Problem:
Return all lines in the material below that contain "JSON".

Data to process:

-- Begin --

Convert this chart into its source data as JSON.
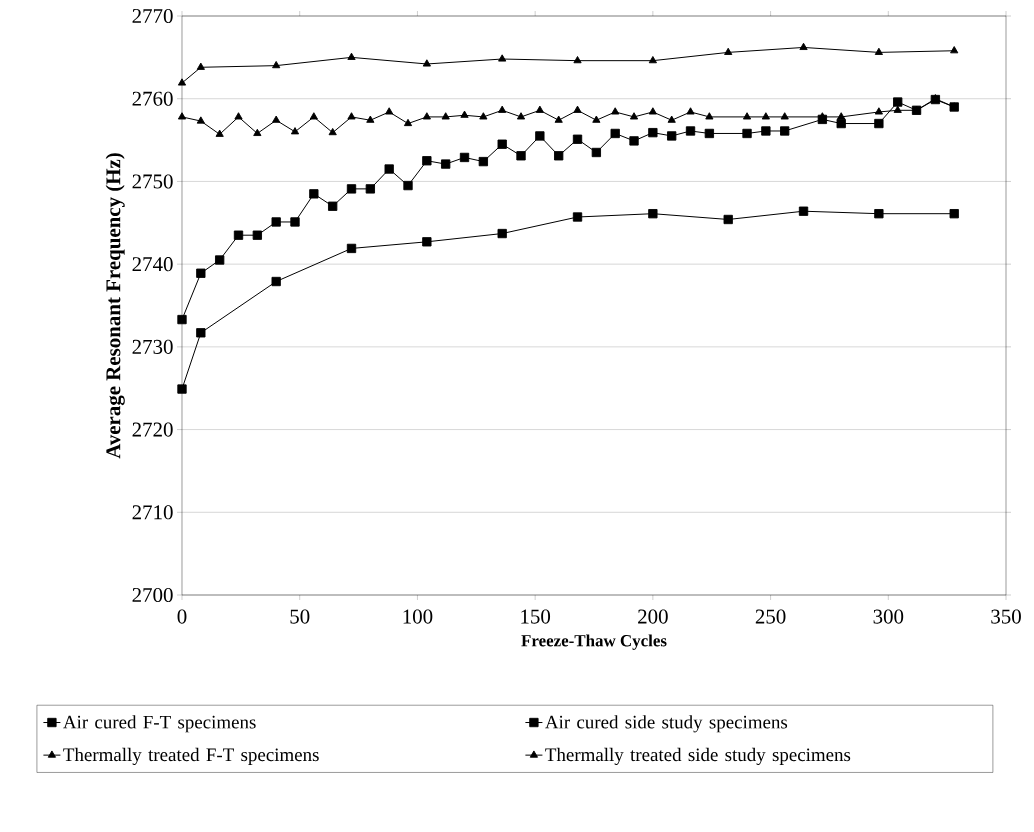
{
  "chart_data": {
    "type": "line",
    "xlabel": "Freeze-Thaw Cycles",
    "ylabel": "Average Resonant Frequency (Hz)",
    "xlim": [
      0,
      350
    ],
    "ylim": [
      2700,
      2770
    ],
    "xticks": [
      0,
      50,
      100,
      150,
      200,
      250,
      300,
      350
    ],
    "yticks": [
      2700,
      2710,
      2720,
      2730,
      2740,
      2750,
      2760,
      2770
    ],
    "grid": "y",
    "legend": "bottom",
    "line_style": "solid",
    "series": [
      {
        "name": "Air cured F-T specimens",
        "color": "#000000",
        "marker": "square",
        "x": [
          0,
          8,
          40,
          72,
          104,
          136,
          168,
          200,
          232,
          264,
          296,
          328
        ],
        "values": [
          2724.9,
          2731.7,
          2737.9,
          2741.9,
          2742.7,
          2743.7,
          2745.7,
          2746.1,
          2745.4,
          2746.4,
          2746.1,
          2746.1
        ]
      },
      {
        "name": "Air cured side study specimens",
        "color": "#000000",
        "marker": "square",
        "x": [
          0,
          8,
          16,
          24,
          32,
          40,
          48,
          56,
          64,
          72,
          80,
          88,
          96,
          104,
          112,
          120,
          128,
          136,
          144,
          152,
          160,
          168,
          176,
          184,
          192,
          200,
          208,
          216,
          224,
          240,
          248,
          256,
          272,
          280,
          296,
          304,
          312,
          320,
          328
        ],
        "values": [
          2733.3,
          2738.9,
          2740.5,
          2743.5,
          2743.5,
          2745.1,
          2745.1,
          2748.5,
          2747.0,
          2749.1,
          2749.1,
          2751.5,
          2749.5,
          2752.5,
          2752.1,
          2752.9,
          2752.4,
          2754.5,
          2753.1,
          2755.5,
          2753.1,
          2755.1,
          2753.5,
          2755.8,
          2754.9,
          2755.9,
          2755.5,
          2756.1,
          2755.8,
          2755.8,
          2756.1,
          2756.1,
          2757.5,
          2757.0,
          2757.0,
          2759.6,
          2758.6,
          2759.9,
          2759.0
        ]
      },
      {
        "name": "Thermally treated F-T specimens",
        "color": "#000000",
        "marker": "triangle",
        "x": [
          0,
          8,
          40,
          72,
          104,
          136,
          168,
          200,
          232,
          264,
          296,
          328
        ],
        "values": [
          2761.9,
          2763.8,
          2764.0,
          2765.0,
          2764.2,
          2764.8,
          2764.6,
          2764.6,
          2765.6,
          2766.2,
          2765.6,
          2765.8
        ]
      },
      {
        "name": "Thermally treated side study specimens",
        "color": "#000000",
        "marker": "triangle",
        "x": [
          0,
          8,
          16,
          24,
          32,
          40,
          48,
          56,
          64,
          72,
          80,
          88,
          96,
          104,
          112,
          120,
          128,
          136,
          144,
          152,
          160,
          168,
          176,
          184,
          192,
          200,
          208,
          216,
          224,
          240,
          248,
          256,
          272,
          280,
          296,
          304,
          312,
          320,
          328
        ],
        "values": [
          2757.8,
          2757.3,
          2755.7,
          2757.8,
          2755.8,
          2757.4,
          2756.0,
          2757.8,
          2755.9,
          2757.8,
          2757.4,
          2758.4,
          2757.0,
          2757.8,
          2757.8,
          2758.0,
          2757.8,
          2758.6,
          2757.8,
          2758.6,
          2757.4,
          2758.6,
          2757.4,
          2758.4,
          2757.8,
          2758.4,
          2757.4,
          2758.4,
          2757.8,
          2757.8,
          2757.8,
          2757.8,
          2757.8,
          2757.8,
          2758.4,
          2758.6,
          2758.6,
          2760.0,
          2759.0
        ]
      }
    ]
  }
}
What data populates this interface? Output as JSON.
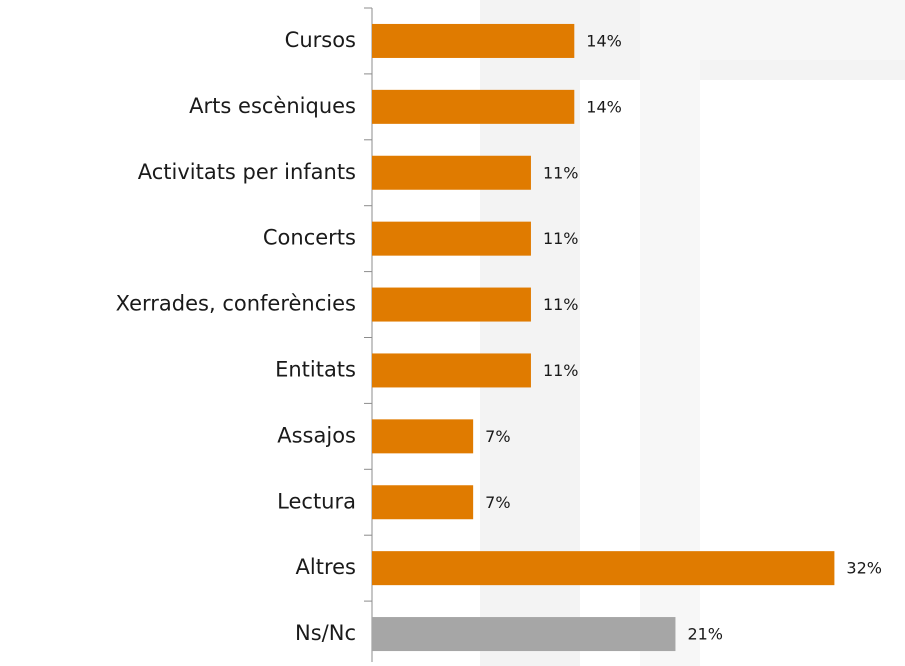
{
  "chart_data": {
    "type": "barh",
    "categories": [
      "Cursos",
      "Arts escèniques",
      "Activitats per infants",
      "Concerts",
      "Xerrades, conferències",
      "Entitats",
      "Assajos",
      "Lectura",
      "Altres",
      "Ns/Nc"
    ],
    "values": [
      14,
      14,
      11,
      11,
      11,
      11,
      7,
      7,
      32,
      21
    ],
    "value_labels": [
      "14%",
      "14%",
      "11%",
      "11%",
      "11%",
      "11%",
      "7%",
      "7%",
      "32%",
      "21%"
    ],
    "colors": [
      "#e07b00",
      "#e07b00",
      "#e07b00",
      "#e07b00",
      "#e07b00",
      "#e07b00",
      "#e07b00",
      "#e07b00",
      "#e07b00",
      "#a6a6a6"
    ]
  }
}
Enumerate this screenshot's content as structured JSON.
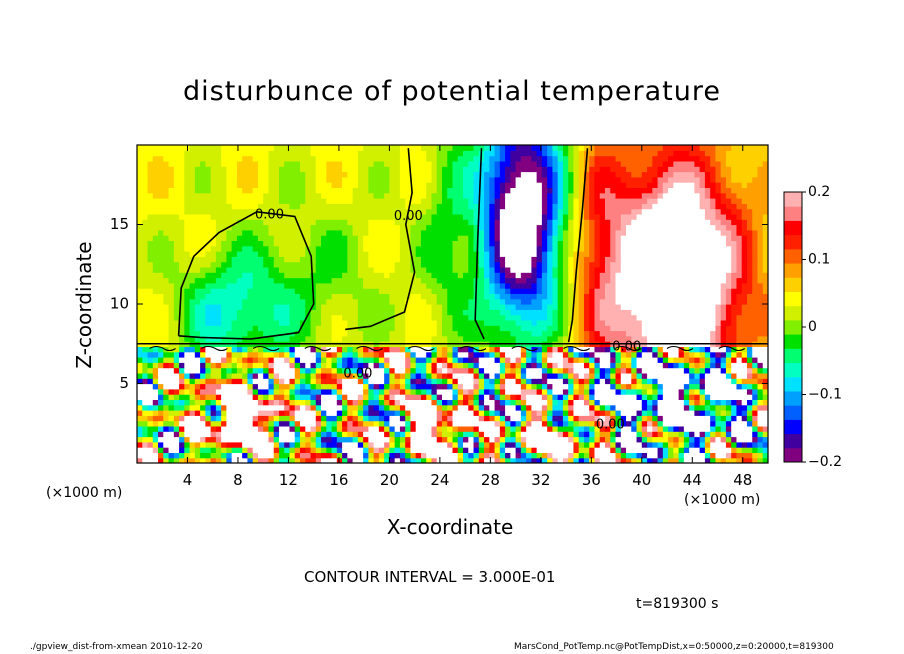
{
  "chart_data": {
    "type": "heatmap",
    "title": "disturbunce of potential temperature",
    "xlabel": "X-coordinate",
    "ylabel": "Z-coordinate",
    "x_unit_label": "(×1000 m)",
    "xlim": [
      0,
      50
    ],
    "ylim": [
      0,
      20
    ],
    "x_ticks": [
      4,
      8,
      12,
      16,
      20,
      24,
      28,
      32,
      36,
      40,
      44,
      48
    ],
    "y_ticks": [
      5,
      10,
      15
    ],
    "colorbar": {
      "vmin": -0.2,
      "vmax": 0.2,
      "tick_values": [
        0.2,
        0.1,
        0,
        -0.1,
        -0.2
      ],
      "tick_labels": [
        "0.2",
        "0.1",
        "0",
        "−0.1",
        "−0.2"
      ],
      "colors": [
        "#800080",
        "#4000a0",
        "#0000ff",
        "#0060ff",
        "#00a0ff",
        "#00e0ff",
        "#00ffc0",
        "#00ff70",
        "#00e000",
        "#80f000",
        "#d0f000",
        "#ffff00",
        "#ffd000",
        "#ffa000",
        "#ff6000",
        "#ff2000",
        "#ff0000",
        "#ff8080",
        "#ffb0b0"
      ]
    },
    "contour_labels": [
      {
        "text": "0.00",
        "x": 10.5,
        "z": 15.6
      },
      {
        "text": "0.00",
        "x": 21.5,
        "z": 15.5
      },
      {
        "text": "0.00",
        "x": 38.8,
        "z": 7.3
      },
      {
        "text": "0.00",
        "x": 17.5,
        "z": 5.6
      },
      {
        "text": "0.00",
        "x": 37.5,
        "z": 2.4
      }
    ],
    "contour_interval_text": "CONTOUR INTERVAL = 3.000E-01",
    "time_text": "t=819300 s"
  },
  "footer": {
    "left": "./gpview_dist-from-xmean  2010-12-20",
    "right": "MarsCond_PotTemp.nc@PotTempDist,x=0:50000,z=0:20000,t=819300"
  }
}
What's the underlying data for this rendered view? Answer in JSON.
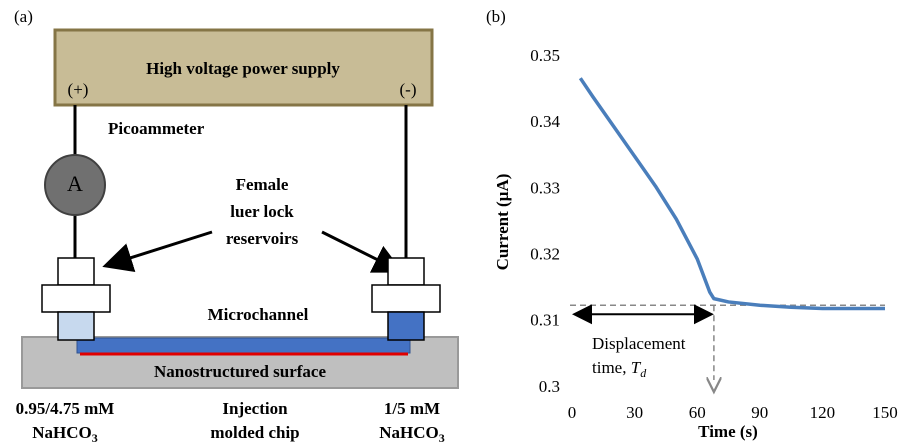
{
  "diagram": {
    "panel_label": "(a)",
    "power_supply": "High voltage power supply",
    "plus": "(+)",
    "minus": "(-)",
    "meter": "A",
    "meter_label": "Picoammeter",
    "reservoir_label": [
      "Female",
      "luer lock",
      "reservoirs"
    ],
    "channel_label": "Microchannel",
    "surface_label": "Nanostructured surface",
    "left_solution": {
      "concentration": "0.95/4.75 mM",
      "formula": "NaHCO",
      "subscript": "3"
    },
    "chip_label": [
      "Injection",
      "molded chip"
    ],
    "right_solution": {
      "concentration": "1/5 mM",
      "formula": "NaHCO",
      "subscript": "3"
    }
  },
  "chart_data": {
    "type": "line",
    "panel_label": "(b)",
    "x_label": "Time (s)",
    "y_label": "Current (µA)",
    "color": "#4a7ebb",
    "x": [
      4,
      10,
      20,
      30,
      40,
      50,
      60,
      66,
      68,
      75,
      90,
      105,
      120,
      135,
      150
    ],
    "values": [
      0.3468,
      0.344,
      0.3395,
      0.335,
      0.3305,
      0.3255,
      0.3195,
      0.3145,
      0.3135,
      0.313,
      0.3125,
      0.3122,
      0.312,
      0.312,
      0.312
    ],
    "xlim": [
      0,
      150
    ],
    "xticks": [
      0,
      30,
      60,
      90,
      120,
      150
    ],
    "ylim": [
      0.3,
      0.35
    ],
    "yticks": [
      0.3,
      0.31,
      0.32,
      0.33,
      0.34,
      0.35
    ],
    "threshold": 0.3125,
    "displacement_time": 68,
    "annotation": {
      "line1": "Displacement",
      "line2": "time, ",
      "symbol": "T",
      "subscript": "d"
    }
  }
}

-- End --

Worked answer:
Convert this chart into its source data as JSON.
What data populates this interface? Output as JSON.
Enumerate this screenshot's content as structured JSON.
What's the underlying data for this rendered view? Answer in JSON.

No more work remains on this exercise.